(EXERCISE): Lines containing the word "SpDif" are the ones to copy from the records below.

Figure record listings
◆ ◆ ◆
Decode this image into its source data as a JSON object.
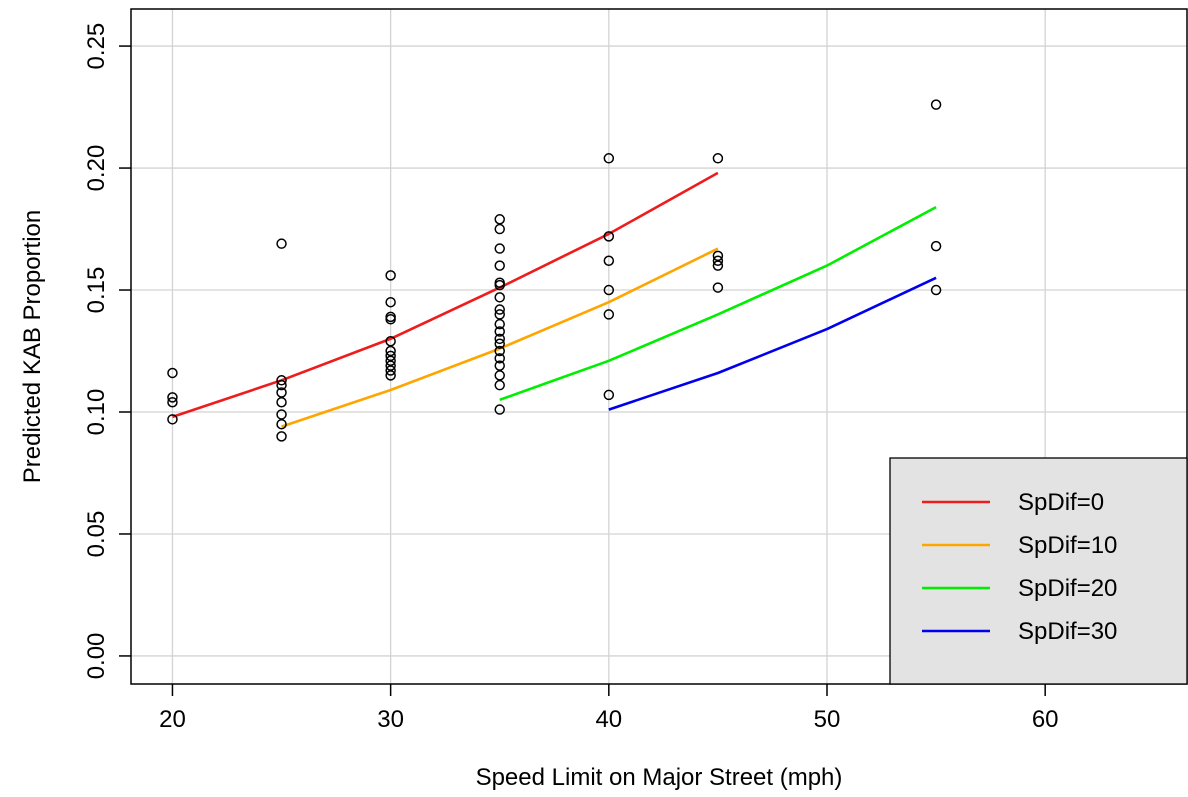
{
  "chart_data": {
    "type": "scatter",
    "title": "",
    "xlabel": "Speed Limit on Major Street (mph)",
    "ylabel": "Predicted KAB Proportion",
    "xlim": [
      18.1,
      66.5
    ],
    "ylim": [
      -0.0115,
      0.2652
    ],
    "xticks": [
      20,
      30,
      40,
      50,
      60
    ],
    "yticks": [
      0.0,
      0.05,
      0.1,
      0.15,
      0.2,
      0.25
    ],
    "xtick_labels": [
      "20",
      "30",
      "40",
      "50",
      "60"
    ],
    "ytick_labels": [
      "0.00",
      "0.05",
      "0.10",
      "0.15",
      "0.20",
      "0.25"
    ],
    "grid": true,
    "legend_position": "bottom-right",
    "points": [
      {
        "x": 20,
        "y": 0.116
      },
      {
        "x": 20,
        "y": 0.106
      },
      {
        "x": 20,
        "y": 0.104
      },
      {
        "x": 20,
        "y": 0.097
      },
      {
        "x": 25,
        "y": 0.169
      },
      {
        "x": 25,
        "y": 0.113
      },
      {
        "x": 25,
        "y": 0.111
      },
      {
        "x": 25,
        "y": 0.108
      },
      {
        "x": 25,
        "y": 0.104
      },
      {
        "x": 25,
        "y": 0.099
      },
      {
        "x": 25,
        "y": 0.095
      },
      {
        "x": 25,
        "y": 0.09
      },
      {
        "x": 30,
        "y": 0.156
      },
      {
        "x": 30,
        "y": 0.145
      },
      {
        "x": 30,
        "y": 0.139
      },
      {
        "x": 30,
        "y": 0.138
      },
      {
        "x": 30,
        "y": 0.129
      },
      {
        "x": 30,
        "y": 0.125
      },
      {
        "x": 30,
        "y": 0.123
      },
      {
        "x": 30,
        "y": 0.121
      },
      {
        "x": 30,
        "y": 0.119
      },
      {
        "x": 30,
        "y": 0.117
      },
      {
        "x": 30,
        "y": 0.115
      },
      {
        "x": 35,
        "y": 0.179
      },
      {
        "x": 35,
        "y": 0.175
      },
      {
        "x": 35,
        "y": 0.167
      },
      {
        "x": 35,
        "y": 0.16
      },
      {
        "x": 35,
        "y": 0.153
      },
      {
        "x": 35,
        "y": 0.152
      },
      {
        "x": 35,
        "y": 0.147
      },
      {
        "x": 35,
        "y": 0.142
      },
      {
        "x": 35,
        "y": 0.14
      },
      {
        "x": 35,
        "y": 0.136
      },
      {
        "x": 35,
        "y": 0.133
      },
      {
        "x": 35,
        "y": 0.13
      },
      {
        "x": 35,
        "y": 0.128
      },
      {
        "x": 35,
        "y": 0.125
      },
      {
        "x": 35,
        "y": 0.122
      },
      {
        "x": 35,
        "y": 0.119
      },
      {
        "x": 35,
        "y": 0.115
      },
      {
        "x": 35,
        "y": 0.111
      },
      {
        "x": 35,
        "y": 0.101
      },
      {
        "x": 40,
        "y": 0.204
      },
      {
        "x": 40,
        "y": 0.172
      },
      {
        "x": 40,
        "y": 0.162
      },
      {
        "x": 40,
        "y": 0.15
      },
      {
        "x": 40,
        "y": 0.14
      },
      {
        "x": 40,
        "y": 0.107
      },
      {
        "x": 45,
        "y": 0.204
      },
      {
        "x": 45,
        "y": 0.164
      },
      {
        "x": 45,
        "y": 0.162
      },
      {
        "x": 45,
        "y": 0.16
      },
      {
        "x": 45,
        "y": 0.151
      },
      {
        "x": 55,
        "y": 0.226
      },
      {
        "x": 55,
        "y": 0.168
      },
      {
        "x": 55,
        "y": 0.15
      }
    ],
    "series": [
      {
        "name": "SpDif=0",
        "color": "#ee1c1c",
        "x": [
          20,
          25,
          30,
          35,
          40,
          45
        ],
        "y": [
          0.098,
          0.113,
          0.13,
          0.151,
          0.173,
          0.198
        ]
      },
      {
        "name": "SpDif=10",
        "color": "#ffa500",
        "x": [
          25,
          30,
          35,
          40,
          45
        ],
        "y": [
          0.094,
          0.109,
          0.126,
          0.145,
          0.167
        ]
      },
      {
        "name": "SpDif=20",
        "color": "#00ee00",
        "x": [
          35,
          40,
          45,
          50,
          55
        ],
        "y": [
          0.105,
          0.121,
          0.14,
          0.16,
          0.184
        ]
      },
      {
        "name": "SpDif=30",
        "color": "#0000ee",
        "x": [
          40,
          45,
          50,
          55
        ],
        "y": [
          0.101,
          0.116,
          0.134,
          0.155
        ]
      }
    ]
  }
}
◆ ◆ ◆
(REPLY):
        "name": "SpDif=0",
        "name": "SpDif=10",
        "name": "SpDif=20",
        "name": "SpDif=30",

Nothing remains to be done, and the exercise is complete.